Stated goal: Continue the legal passage on the continuous-seizure doctrine from where it stops.

This doctrine of "continuous seizure" was first enunciated in U. S. v. DeBerry, 487 F.2d 448 (2d Cir. 1973) which also involved a search initiated by private persons. It has been adopted by numerous Federal and State courts in similar cases: U. S. v. Bulgier, 618 F.2d 472 (7th Cir. 1980) cert. den. 449 U.S. 843, 101 S.Ct. 125, 66 L.Ed.2d 51; U. S. v. Ford, 525 F.2d 1308 (10th Cir. 1975); U. S. v. Andrews, 618 F.2d 646 (10th Cir. 1980); cert. den. 449 U.S. 824, 101 S.Ct. 84, 66 L.Ed.2d 26; U. S. v. Issod, 508 F.2d 990; (7th Cir. 1974) cert. den. 421 U.S. 916, 95 S.Ct. 1578, 43 L.Ed.2d 783; State v. Johnson, 569 S.W.2d 808 (Tenn., 1978): McConnell v. State, 595 P.2d 147 (Alaska, 1979) cert. den. sub nom. McConnell v. Alaska, 444 U.S. 918, 100 S.Ct. 235, 62 L.Ed.2d 173; and State v. Pohle, 166 N.J.Super. 504, 400 A.2d 109, cert. den. 81 N.J. 328, 407 A.2d 1202.

Defendants attempt to distinguish Adler on the grounds that the search in this case was wholly governmental in nature from its inception, whereas the original search in Adler was made by private persons. There are no New York cases which rule on the applicability of the DeBerry-Adler continuous-seizure doctrine to searches initiated by government action. The reasoning in Adler, however, gives no indication that the private nature of the original search was in any way related to the question of continuous seizure. It was the ultimate legality of the initial police action, and not the reason for its validity, which was essential to the Court of Appeals' holding.

Available data:
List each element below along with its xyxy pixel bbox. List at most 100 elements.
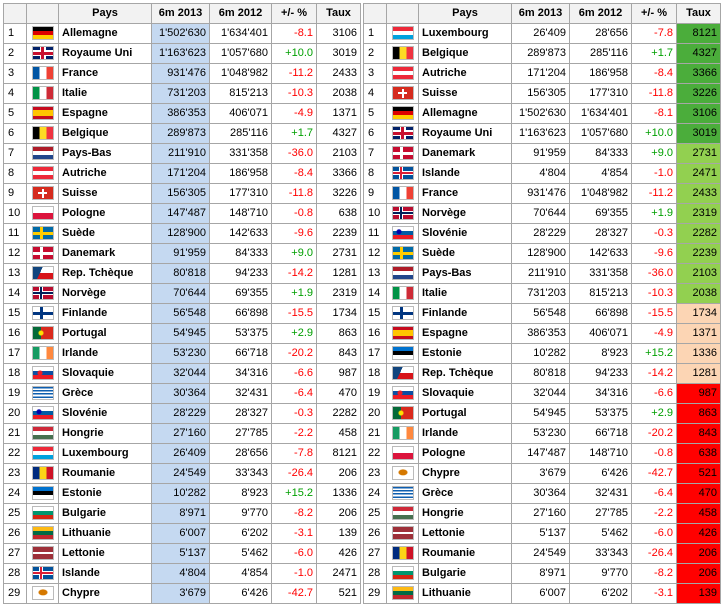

Answer to this task:
The court views the continuous seizure doctrine as fully applicable to this case. Here, as in Adler, supra, and DeBerry, supra, there was a proper, warrantless, initial search and seizure, followed by a period of continuous police control over the package, until the police allowed its delivery into the hands of one who claimed possession, at which time the claimant was arrested. In both cases, the circumstances of the delivery to the claimants were such that at all times the package remained within the effective control of the police, notwithstanding the fact that the claimants may have thought that they enjoyed exclusive possession for a time.

Thus, the intrusion into the van, the removal of the containers and their subsequent search is properly viewed not as an independent action requiring a warrant, but as merely a continuation of the valid warrantless search and seizure effected by the Customs agents.

The court finds no merit in defendant's argument that the Customs search and seizure, as a governmental act, in some vague sense "triggered" or "implicated" the Fourth Amendment even though it did not require a warrant, and that the Fourth Amendment then demanded a warrant when the crates were transferred to the drug agents or reopened by them. The drug agents entered this affair acting jointly with the Customs agents, and could lawfully continue the investigation they had begun. 2 (See U. S. v. Bates, 526 F.2d 966, 5th Cir. 1976). As the Second Circuit observed in DeBerry : "Such cooperation and teamwork are a laudable and...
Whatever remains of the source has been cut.